**Written problem:** Show all lines from the listing below that contain "Instructions".

**Supplied records:**
┏━━

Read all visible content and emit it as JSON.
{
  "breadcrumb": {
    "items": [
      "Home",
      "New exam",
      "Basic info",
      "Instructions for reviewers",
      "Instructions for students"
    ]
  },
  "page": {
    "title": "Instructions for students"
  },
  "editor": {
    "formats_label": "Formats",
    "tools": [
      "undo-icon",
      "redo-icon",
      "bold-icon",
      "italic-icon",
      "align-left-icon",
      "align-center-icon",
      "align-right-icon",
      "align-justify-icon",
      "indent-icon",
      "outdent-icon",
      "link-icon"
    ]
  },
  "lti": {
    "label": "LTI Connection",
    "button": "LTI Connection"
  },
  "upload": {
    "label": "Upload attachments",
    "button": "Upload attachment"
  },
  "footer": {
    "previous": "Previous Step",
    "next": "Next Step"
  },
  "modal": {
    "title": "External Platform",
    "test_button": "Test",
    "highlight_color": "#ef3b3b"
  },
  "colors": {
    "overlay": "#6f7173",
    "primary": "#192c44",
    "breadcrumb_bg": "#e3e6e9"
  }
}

┗━━

**Reply to the exercise:**
      "Instructions for reviewers",
      "Instructions for students"
    "title": "Instructions for students"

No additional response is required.